▶ Written request A: What dates does the conference text give for the 12th annual international tax conference?
▶ Written request B: Carry on the text about the conference session on lawful permanent residents, tax law and immigration law, starting right after its final line.

▶ Text segment:
——
Lawful Permanent Residents – Tax Law vs. Immigration Law – University of San Diego School of Law – Procopio International Tax Institute
The 12th annual international tax conference was held on campus on October 20 & 21st, 2016: The University of San Diego School of Law – Procopio International Tax Institute.
This specific course was addressed by tax and immigration law experts and views from a federal immigration court judge, as follows:
Course 3B: U.S. Lawful Permanent Residents – Tax Law vs. Immigration Law
Residentes legales permanentes de los Estados Unidos – Ley fiscal vs. Ley de inmigración
The Honorable Rico J. Bartolomei, assistant chief immigration judge of the federal immigration courts
The speakers addressed numerous issues, including the immigration consequences of filing IRS Form 8833, Treaty-Based Return Position Disclosure Under Section 6114 or 7701(b), and the specific impact of IRC Section 7701(b)(6) that provides in relevant part as follows:
- An individual shall cease to be treated as a lawful permanent resident of the United States if such individual commences to be treated as a resident of a foreign country under the provisions of a tax treaty between the United States and the foreign country, does not waive the benefits of such treaty applicable to residents of the foreign country, and notifies the Secretary of the commencement of such treatment. [emphasis added]
Act of Abandonment for Immigration Law Purposes?
——
▶ Data provided:
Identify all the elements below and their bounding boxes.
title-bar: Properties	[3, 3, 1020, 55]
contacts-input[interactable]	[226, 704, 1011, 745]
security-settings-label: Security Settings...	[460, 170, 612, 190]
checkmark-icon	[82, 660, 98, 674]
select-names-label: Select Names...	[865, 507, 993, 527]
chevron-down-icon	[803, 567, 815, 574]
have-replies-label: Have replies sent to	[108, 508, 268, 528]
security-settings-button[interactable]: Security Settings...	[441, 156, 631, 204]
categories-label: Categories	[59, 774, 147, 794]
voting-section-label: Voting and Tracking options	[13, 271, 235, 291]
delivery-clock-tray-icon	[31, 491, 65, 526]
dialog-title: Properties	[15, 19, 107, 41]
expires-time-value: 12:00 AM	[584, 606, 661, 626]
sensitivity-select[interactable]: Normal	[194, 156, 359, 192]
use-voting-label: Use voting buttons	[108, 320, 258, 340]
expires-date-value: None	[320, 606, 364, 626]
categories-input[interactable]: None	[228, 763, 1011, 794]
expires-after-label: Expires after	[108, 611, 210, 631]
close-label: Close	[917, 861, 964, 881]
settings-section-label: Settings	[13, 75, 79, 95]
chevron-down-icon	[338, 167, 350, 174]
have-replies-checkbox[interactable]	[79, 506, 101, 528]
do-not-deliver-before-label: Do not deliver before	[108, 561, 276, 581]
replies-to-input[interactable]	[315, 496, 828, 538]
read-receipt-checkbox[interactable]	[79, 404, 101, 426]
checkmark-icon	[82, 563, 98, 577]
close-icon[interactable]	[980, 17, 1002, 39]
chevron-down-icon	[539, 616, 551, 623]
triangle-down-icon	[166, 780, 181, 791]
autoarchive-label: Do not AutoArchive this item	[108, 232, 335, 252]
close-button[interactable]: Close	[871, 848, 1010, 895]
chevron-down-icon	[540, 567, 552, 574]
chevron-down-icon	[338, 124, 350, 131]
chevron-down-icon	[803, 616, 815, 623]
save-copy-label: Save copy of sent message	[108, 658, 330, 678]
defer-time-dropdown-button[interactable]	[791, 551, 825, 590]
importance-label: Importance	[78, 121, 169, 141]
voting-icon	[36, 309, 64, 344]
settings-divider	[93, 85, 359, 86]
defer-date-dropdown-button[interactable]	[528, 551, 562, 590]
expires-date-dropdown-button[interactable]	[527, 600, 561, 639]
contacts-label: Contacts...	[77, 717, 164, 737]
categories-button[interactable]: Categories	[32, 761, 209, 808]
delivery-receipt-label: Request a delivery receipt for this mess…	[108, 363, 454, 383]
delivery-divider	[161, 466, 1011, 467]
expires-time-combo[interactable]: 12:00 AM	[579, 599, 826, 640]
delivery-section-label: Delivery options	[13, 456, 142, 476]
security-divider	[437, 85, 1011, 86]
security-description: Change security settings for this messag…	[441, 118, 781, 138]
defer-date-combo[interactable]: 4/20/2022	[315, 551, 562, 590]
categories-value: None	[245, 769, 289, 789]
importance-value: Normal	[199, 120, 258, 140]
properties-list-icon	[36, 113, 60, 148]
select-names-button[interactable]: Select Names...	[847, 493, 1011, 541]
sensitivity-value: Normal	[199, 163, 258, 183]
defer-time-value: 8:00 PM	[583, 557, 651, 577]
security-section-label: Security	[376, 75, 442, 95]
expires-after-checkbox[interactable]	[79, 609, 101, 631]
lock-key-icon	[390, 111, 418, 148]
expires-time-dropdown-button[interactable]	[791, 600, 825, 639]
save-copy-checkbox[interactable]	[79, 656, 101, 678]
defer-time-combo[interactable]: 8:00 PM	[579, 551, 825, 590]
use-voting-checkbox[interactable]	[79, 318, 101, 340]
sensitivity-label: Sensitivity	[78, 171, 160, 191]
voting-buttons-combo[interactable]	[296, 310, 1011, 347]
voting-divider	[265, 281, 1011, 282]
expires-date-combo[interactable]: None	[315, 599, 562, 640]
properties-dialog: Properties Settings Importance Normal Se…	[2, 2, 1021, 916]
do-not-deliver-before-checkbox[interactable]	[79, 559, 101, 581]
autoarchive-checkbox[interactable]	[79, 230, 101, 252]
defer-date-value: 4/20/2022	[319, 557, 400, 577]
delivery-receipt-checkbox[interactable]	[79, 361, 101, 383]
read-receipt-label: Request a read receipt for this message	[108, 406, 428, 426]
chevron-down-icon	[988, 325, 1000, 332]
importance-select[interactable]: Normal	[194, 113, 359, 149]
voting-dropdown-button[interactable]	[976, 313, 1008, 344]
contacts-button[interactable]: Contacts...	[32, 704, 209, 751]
——
▶ Expected answer A: October 20 and 21, 2016.

▶ Expected answer B:
Some of the key points made by the immigration law experts, including the immigration judge were:
- Permanent resident card is not a tourist visa.
- DHS will make a finding of abandonment following a single trip outside the U.S. of more than one year.
- Rebuttable presumption of abandonment following a single trip outside the U.S. of six months to one year.
- Residency may be deemed abandoned following multiple trips abroad, even if no single trip exceeds six months.
–Factors include the noncitizen’s family ties, employment, property holdings, and business affiliations in the U.S. and in the foreign country
–Filing a U.S. income tax return as a tax nonresident alien raises a rebuttable presumption of abandonment.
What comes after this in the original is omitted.